Extrait du texte:
Cultivez le spontané, le vif, la couleur, le «vrai», les émotions! Exit les compromis, la morosité, le «mou», le «gadget», l’uniformisation de la pensée, la standardisation de la consommation! 50% (1) des Français se disent désengagés au travail: paradoxe, hérésie, caprice d’enfant gâté, effet de mode? Comment pouvons-nous être aussi lassés, ennuyés alors que nous n’avons jamais eu autant de savoir et de moyens à notre disposition, alors que nous n’avons jamais été autant sollicités dans tous les domaines?

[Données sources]
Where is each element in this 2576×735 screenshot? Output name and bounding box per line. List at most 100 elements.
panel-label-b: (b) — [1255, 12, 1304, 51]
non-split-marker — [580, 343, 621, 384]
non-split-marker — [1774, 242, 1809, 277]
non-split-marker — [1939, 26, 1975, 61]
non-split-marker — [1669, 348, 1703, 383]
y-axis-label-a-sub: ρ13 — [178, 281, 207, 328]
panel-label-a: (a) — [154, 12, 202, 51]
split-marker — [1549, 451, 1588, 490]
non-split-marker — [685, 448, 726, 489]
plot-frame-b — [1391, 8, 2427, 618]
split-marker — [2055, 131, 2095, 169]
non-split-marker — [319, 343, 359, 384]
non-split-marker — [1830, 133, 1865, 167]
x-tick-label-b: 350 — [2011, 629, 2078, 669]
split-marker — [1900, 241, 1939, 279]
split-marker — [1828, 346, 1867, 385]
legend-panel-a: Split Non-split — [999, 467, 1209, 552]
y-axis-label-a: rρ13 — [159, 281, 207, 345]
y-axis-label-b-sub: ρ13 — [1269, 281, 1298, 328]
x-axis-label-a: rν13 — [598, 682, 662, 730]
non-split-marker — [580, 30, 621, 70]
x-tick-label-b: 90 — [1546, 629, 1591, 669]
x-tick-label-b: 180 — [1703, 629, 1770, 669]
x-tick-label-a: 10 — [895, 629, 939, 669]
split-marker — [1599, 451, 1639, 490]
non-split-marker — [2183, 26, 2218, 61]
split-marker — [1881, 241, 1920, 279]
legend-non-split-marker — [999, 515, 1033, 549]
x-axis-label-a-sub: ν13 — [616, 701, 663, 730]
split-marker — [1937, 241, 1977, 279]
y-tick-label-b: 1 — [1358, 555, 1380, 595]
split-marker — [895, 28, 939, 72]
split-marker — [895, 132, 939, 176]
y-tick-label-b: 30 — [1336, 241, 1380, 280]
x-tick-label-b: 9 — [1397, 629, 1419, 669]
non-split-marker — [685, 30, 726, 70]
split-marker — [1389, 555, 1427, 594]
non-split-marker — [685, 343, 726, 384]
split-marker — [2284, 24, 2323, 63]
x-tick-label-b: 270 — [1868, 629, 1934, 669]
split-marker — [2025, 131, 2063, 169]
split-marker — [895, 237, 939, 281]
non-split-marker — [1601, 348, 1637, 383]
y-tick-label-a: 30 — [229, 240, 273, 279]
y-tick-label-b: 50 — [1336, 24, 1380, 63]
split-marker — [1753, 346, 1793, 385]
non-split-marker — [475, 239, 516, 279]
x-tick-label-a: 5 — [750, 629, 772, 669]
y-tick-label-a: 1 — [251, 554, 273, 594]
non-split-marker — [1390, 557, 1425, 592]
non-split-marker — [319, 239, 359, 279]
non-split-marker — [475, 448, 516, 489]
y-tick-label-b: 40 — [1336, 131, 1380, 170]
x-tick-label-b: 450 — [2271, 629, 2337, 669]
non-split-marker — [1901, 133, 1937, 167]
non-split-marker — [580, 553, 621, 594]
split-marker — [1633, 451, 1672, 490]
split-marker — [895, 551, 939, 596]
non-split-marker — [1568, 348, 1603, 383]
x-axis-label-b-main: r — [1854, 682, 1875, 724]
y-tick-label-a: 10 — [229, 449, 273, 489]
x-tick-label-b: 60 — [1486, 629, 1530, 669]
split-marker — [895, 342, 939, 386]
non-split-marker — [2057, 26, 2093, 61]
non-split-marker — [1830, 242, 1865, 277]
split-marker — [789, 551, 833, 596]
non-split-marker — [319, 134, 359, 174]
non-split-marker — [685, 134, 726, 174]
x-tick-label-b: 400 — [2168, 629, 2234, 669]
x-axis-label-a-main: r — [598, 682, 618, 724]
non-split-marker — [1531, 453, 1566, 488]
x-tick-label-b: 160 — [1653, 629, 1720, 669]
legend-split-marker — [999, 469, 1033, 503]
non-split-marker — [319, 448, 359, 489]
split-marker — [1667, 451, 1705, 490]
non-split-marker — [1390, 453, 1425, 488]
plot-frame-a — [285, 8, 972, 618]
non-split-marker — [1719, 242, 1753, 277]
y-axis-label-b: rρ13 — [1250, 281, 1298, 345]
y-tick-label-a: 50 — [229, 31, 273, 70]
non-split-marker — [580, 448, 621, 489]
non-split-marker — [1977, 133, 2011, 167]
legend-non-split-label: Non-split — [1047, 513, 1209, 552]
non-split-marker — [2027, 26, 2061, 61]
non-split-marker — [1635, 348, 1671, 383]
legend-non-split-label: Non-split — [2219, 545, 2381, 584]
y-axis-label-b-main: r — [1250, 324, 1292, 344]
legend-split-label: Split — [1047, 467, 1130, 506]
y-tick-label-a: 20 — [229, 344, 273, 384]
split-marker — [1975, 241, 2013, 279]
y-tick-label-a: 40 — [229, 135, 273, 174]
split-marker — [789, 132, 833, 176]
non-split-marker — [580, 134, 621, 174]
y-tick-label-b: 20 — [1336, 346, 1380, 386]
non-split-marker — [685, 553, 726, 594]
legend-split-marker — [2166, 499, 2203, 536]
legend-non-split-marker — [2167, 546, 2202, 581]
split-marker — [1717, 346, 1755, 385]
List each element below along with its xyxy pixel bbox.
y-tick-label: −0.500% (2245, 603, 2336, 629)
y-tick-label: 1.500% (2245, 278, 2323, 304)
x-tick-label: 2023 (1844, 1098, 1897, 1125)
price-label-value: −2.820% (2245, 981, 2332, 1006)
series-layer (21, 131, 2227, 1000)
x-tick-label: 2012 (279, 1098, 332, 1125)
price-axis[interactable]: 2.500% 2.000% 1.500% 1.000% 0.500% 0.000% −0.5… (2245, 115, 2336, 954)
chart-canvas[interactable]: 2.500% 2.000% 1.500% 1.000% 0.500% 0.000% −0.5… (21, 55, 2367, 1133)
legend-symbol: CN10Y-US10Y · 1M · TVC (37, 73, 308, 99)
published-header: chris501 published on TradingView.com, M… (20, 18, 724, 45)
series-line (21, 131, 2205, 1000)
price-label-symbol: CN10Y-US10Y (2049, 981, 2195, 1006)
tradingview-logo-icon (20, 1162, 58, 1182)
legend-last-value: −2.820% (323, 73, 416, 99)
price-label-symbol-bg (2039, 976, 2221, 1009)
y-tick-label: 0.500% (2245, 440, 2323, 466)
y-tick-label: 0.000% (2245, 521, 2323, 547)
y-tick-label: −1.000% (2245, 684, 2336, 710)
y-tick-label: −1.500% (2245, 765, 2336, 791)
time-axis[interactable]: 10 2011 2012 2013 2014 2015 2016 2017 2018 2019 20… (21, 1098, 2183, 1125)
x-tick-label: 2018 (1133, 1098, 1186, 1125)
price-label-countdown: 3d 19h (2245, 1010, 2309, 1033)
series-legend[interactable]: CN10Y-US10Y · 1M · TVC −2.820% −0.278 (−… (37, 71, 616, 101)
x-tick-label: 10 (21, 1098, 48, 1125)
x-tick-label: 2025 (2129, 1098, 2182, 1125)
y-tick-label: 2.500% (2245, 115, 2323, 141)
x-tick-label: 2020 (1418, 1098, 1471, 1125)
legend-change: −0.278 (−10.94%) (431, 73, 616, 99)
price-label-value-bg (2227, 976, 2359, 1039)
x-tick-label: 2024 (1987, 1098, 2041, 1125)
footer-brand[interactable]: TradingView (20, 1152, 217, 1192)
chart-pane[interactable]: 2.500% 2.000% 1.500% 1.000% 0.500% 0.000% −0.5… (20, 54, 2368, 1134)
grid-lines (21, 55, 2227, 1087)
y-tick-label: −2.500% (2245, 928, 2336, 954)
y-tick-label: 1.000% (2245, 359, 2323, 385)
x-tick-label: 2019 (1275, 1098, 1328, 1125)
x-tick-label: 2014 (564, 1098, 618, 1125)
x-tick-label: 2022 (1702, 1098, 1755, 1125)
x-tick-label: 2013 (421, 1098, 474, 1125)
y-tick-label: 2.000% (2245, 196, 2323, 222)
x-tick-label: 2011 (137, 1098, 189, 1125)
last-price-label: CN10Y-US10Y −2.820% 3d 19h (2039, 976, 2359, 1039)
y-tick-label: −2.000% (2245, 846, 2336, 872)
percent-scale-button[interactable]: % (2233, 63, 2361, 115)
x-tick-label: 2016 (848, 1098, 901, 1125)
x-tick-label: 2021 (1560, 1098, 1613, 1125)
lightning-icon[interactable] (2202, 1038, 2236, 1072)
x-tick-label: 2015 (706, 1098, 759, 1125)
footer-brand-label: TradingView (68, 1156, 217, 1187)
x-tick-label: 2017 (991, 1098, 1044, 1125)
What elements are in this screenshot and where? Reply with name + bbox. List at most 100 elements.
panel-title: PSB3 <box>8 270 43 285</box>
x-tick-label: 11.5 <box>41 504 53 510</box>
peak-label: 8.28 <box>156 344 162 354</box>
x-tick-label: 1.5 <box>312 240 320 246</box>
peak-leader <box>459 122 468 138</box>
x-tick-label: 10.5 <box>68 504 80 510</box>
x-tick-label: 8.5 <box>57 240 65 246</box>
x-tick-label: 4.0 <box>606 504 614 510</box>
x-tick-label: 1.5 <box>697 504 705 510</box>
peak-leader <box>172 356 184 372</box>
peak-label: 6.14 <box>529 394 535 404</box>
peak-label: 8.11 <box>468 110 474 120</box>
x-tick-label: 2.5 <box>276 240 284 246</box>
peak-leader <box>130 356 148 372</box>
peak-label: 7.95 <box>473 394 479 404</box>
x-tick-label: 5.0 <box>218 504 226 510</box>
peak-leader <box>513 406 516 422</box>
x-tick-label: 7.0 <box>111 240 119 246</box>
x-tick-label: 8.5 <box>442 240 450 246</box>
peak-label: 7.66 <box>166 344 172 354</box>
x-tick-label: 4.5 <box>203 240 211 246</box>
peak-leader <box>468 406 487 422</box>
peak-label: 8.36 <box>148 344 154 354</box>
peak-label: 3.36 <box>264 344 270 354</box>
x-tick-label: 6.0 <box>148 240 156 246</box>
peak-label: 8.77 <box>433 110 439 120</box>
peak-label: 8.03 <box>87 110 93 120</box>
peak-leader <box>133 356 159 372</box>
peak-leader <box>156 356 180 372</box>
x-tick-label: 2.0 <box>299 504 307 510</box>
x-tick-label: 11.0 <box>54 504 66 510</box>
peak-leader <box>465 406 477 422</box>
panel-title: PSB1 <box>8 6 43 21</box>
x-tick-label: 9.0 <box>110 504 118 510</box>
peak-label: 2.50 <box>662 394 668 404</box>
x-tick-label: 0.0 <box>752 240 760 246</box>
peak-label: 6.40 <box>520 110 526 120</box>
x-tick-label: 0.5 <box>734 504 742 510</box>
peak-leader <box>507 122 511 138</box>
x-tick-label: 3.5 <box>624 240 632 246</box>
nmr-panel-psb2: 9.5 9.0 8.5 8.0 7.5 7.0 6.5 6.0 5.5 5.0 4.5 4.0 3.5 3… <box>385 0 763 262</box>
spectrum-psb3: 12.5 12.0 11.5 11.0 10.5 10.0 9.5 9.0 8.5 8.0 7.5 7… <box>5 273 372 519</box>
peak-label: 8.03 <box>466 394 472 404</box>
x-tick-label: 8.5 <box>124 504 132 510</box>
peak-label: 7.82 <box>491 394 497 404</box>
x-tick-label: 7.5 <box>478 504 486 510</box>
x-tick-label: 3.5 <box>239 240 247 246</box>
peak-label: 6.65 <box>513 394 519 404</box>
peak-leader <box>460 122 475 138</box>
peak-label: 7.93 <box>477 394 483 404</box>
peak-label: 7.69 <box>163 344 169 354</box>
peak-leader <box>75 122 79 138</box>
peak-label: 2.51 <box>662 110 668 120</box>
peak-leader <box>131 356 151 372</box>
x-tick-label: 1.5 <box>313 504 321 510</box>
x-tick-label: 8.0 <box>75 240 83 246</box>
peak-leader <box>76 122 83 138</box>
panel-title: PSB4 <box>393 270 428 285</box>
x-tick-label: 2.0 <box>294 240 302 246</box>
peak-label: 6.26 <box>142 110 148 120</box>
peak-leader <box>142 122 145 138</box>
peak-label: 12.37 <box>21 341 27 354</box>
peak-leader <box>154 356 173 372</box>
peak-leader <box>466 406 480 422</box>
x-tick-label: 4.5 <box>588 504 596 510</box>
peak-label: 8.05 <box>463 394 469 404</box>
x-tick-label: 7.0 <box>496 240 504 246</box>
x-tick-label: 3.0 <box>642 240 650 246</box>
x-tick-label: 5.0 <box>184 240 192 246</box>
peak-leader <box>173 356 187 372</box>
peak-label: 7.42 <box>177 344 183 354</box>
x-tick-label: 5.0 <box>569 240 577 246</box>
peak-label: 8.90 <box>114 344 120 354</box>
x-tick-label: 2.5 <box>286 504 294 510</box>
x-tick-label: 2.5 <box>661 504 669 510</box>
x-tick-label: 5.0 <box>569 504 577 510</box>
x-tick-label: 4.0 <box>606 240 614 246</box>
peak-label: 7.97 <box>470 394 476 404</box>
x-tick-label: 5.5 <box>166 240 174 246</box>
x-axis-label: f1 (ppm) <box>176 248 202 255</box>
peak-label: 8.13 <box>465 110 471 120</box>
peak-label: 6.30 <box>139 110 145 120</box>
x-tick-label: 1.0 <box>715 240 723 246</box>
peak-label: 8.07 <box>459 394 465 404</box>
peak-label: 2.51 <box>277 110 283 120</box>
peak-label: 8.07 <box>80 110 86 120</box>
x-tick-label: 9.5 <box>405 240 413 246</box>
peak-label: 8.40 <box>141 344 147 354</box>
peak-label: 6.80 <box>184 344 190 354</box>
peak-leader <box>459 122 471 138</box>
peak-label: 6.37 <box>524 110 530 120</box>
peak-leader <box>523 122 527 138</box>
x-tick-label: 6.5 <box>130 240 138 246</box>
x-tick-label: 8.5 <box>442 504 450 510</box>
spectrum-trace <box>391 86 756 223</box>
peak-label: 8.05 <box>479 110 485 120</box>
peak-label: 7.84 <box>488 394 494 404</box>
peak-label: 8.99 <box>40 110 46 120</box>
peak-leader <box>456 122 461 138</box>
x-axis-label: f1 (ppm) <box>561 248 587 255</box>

Consignes:
a) Relevez tout ce que l'extrait sur le désengagement au travail invite à bannir après le mot « Exit ».
b) Les affirmations suivantes sont-elles conformes à l'extrait sur le désengagement au travail ? Répondez par oui ou par non, en citant chaque fois les mots du texte qui tranchent.
(i) La moitié des Français se disent désengagés au travail.
(ii) L'extrait recommande de cultiver les compromis.
(iii) Nous n'avons jamais disposé d'autant de savoir.
c) Reprenez l'extrait sur le désengagement au travail à la suite de sa dernière phrase.
Le listing ci-dessus est sans rapport avec l'extrait sur le désengagement au travail.

Corrigé:
a)
- les compromis
- la morosité
- le «mou»
- le «gadget»
- l’uniformisation de la pensée
- la standardisation de la consommation

b)
(i) Oui : « 50% (1) des Français se disent désengagés au travail ».
(ii) Non : « Exit les compromis ».
(iii) Oui : « nous n’avons jamais eu autant de savoir et de moyens à notre disposition ».

c)
À force d’accessibilité –le fameux phénomène «tout en un clic»–, le savoir devient une banale «commodité». À force d’être irrigués dans notre quotidien par toujours plus de technologie, de «nouveau», plus rien ne semble nous interpeller, nous surprendre, nous faire vibrer. 57% (2) des gens pensent d’ailleurs qu’ils seraient plus heureux s’ils passaient moins de temps à consommer, consommer dans tous les sens du terme. Or, ce que je constate tous les jours dans mon métier de conseil en stratégie design dans lequel j’observe les gens et leurs usages, c’est qu’individuellement, la surprise, la découverte, l’échange de concret et surtout d’humain, sont bien des moteurs de premier plan. Comme me le racontait une dirigeante Clarins en me parlant de l’expérience qu’elle avait vécue dans une poissonnerie à Sydney, au-delà de l’excellence des produits, c’est la théâtralité des poissonniers, la rencontre, la passion, le vibrant qui l’avaient emportée et qui lui avait fait dire en sortant «You make my day». D’ailleurs, 53% (3) des gens qui pratiquent l’économie collaborative le font principalement pour nouer de nouvelles relations!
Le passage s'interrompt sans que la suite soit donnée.